Goal of the exercise. Check each line of the listing below for the string "benar", and copy the ones that have it.

## Begin

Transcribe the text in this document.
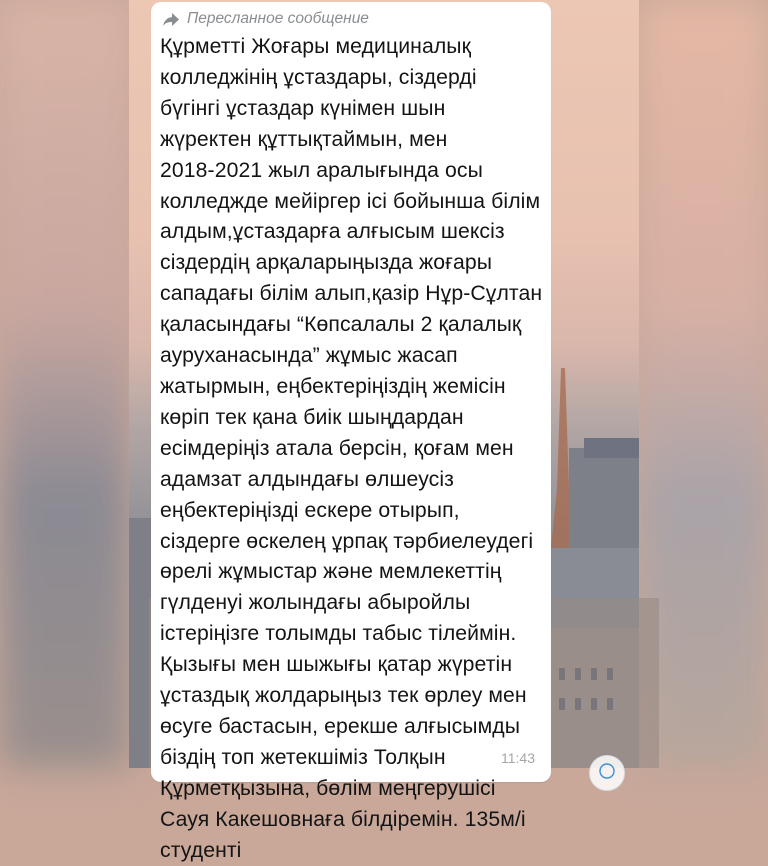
Пересланное сообщение
Құрметті Жоғары медициналық
колледжінің ұстаздары, сіздерді
бүгінгі ұстаздар күнімен шын
жүректен құттықтаймын, мен
2018-2021 жыл аралығында осы
колледжде мейіргер ісі бойынша білім
алдым,ұстаздарға алғысым шексіз
сіздердің арқаларыңызда жоғары
сападағы білім алып,қазір Нұр-Сұлтан
қаласындағы “Көпсалалы 2 қалалық
ауруханасында” жұмыс жасап
жатырмын, еңбектеріңіздің жемісін
көріп тек қана биік шыңдардан
есімдеріңіз атала берсін, қоғам мен
адамзат алдындағы өлшеусіз
еңбектеріңізді ескере отырып,
сіздерге өскелең ұрпақ тәрбиелеудегі
өрелі жұмыстар және мемлекеттің
гүлденуі жолындағы абыройлы
істеріңізге толымды табыс тілеймін.
Қызығы мен шыжығы қатар жүретін
ұстаздық жолдарыңыз тек өрлеу мен
өсуге бастасын, ерекше алғысымды
біздің топ жетекшіміз Толқын
Құрметқызына, бөлім меңгерушісі
Сауя Какешовнаға білдіремін. 135м/і
студенті
11:43
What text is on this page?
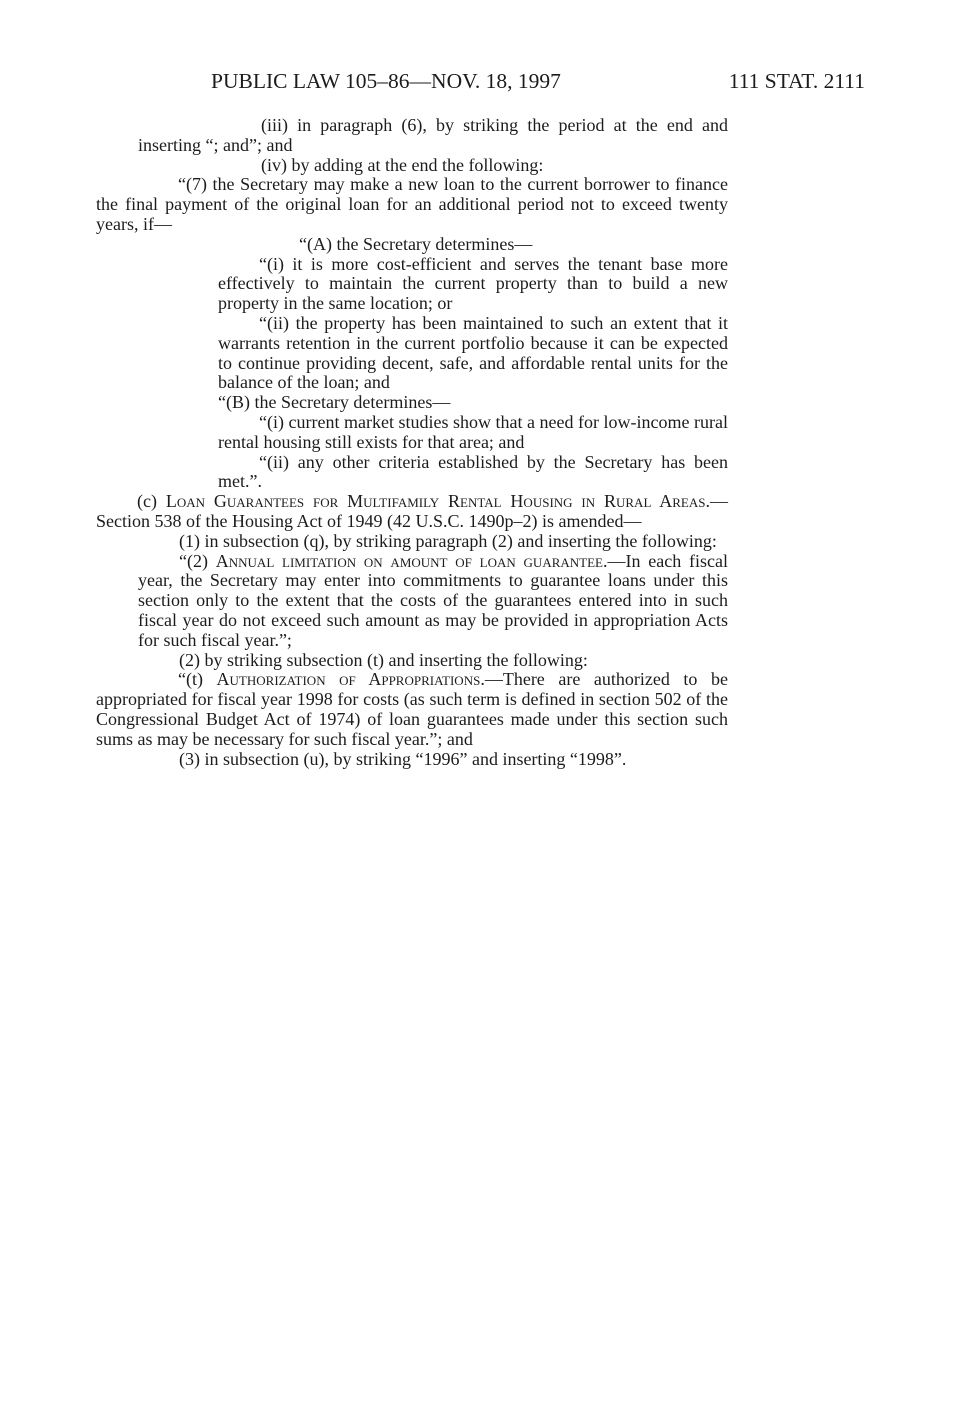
PUBLIC LAW 105–86—NOV. 18, 1997	111 STAT. 2111

(iii) in paragraph (6), by striking the period at the end and inserting “; and”; and

(iv) by adding at the end the following:

“(7) the Secretary may make a new loan to the current borrower to finance the final payment of the original loan for an additional period not to exceed twenty years, if—

“(A) the Secretary determines—

“(i) it is more cost-efficient and serves the tenant base more effectively to maintain the current property than to build a new property in the same location; or

“(ii) the property has been maintained to such an extent that it warrants retention in the current portfolio because it can be expected to continue providing decent, safe, and affordable rental units for the balance of the loan; and

“(B) the Secretary determines—

“(i) current market studies show that a need for low-income rural rental housing still exists for that area; and

“(ii) any other criteria established by the Secretary has been met.”.

(c) Loan Guarantees for Multifamily Rental Housing in Rural Areas.—Section 538 of the Housing Act of 1949 (42 U.S.C. 1490p–2) is amended—

(1) in subsection (q), by striking paragraph (2) and inserting the following:

“(2) Annual limitation on amount of loan guarantee.—In each fiscal year, the Secretary may enter into commitments to guarantee loans under this section only to the extent that the costs of the guarantees entered into in such fiscal year do not exceed such amount as may be provided in appropriation Acts for such fiscal year.”;

(2) by striking subsection (t) and inserting the following:

“(t) Authorization of Appropriations.—There are authorized to be appropriated for fiscal year 1998 for costs (as such term is defined in section 502 of the Congressional Budget Act of 1974) of loan guarantees made under this section such sums as may be necessary for such fiscal year.”; and

(3) in subsection (u), by striking “1996” and inserting “1998”.
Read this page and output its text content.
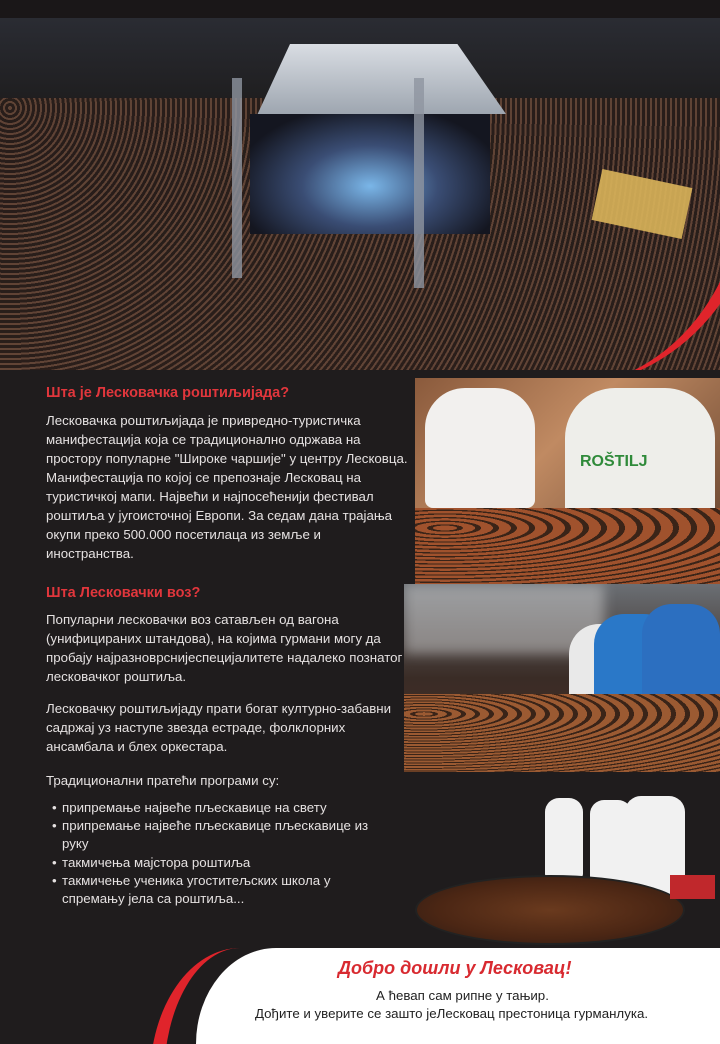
Шта је Лесковачка роштиљијада?
Лесковачка роштиљијада је привредно-туристичка манифестација која се традиционално одржава на простору популарне "Широке чаршије" у центру Лесковца. Манифестација по којој се препознаје Лесковац на туристичкој мапи. Највећи и најпосећенији фестивал роштиља у југоисточној Европи. За седам дана трајања окупи преко 500.000 посетилаца из земље и иностранства.
Шта Лесковачки воз?
Популарни лесковачки воз сатављен од вагона (унифицираних штандова), на којима гурмани могу да пробају најразноврснијеспецијалитете надалеко познатог лесковачког роштиља.
Лесковачку роштиљијаду прати богат културно-забавни садржај уз наступе звезда естраде, фолклорних ансамбала и блех оркестара.
Традиционални пратећи програми су:
• припремање највеће пљескавице на свету
• припремање највеће пљескавице пљескавице из руку
• такмичења мајстора роштиља
• такмичење ученика угоститељских школа у спремању јела са роштиља...
ROŠTILJ
Добро дошли у Лесковац!
А ћевап сам рипне у тањир.
Дођите и уверите се зашто јеЛесковац престоница гурманлука.
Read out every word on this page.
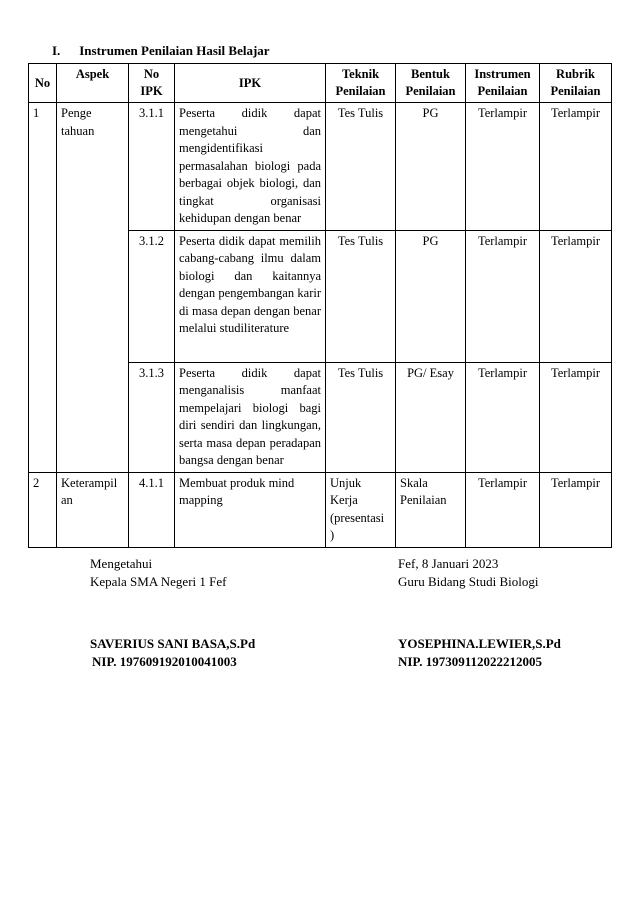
I. Instrumen Penilaian Hasil Belajar
No	Aspek	No IPK	IPK	Teknik Penilaian	Bentuk Penilaian	Instrumen Penilaian	Rubrik Penilaian
1	Penge tahuan	3.1.1	Peserta didik dapat mengetahui dan mengidentifikasi permasalahan biologi pada berbagai objek biologi, dan tingkat organisasi kehidupan dengan benar	Tes Tulis	PG	Terlampir	Terlampir
		3.1.2	Peserta didik dapat memilih cabang-cabang ilmu dalam biologi dan kaitannya dengan pengembangan karir di masa depan dengan benar melalui studiliterature	Tes Tulis	PG	Terlampir	Terlampir
		3.1.3	Peserta didik dapat menganalisis manfaat mempelajari biologi bagi diri sendiri dan lingkungan, serta masa depan peradapan bangsa dengan benar	Tes Tulis	PG/ Esay	Terlampir	Terlampir
2	Keterampil an	4.1.1	Membuat produk mind mapping	Unjuk Kerja (presentasi )	Skala Penilaian	Terlampir	Terlampir
Mengetahui
Kepala SMA Negeri 1 Fef
SAVERIUS SANI BASA,S.Pd
NIP. 197609192010041003
Fef, 8 Januari 2023
Guru Bidang Studi Biologi
YOSEPHINA.LEWIER,S.Pd
NIP. 197309112022212005
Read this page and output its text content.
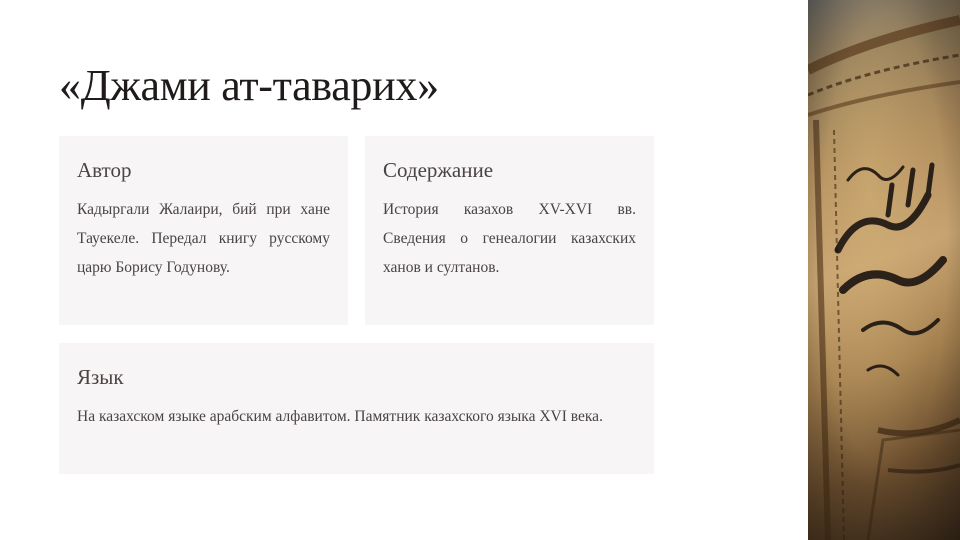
«Джами ат-таварих»
Автор

Кадыргали Жалаири, бий при хане Тауекеле. Передал книгу русскому царю Борису Годунову.

Содержание

История казахов XV-XVI вв. Сведения о генеалогии казахских ханов и султанов.

Язык

На казахском языке арабским алфавитом. Памятник казахского языка XVI века.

## End

Complete output.
1	Penge tahuan	3.1.1	Peserta didik dapat mengetahui dan mengidentifikasi permasalahan biologi pada berbagai objek biologi, dan tingkat organisasi kehidupan dengan benar	Tes Tulis	PG	Terlampir	Terlampir
		3.1.2	Peserta didik dapat memilih cabang-cabang ilmu dalam biologi dan kaitannya dengan pengembangan karir di masa depan dengan benar melalui studiliterature	Tes Tulis	PG	Terlampir	Terlampir
		3.1.3	Peserta didik dapat menganalisis manfaat mempelajari biologi bagi diri sendiri dan lingkungan, serta masa depan peradapan bangsa dengan benar	Tes Tulis	PG/ Esay	Terlampir	Terlampir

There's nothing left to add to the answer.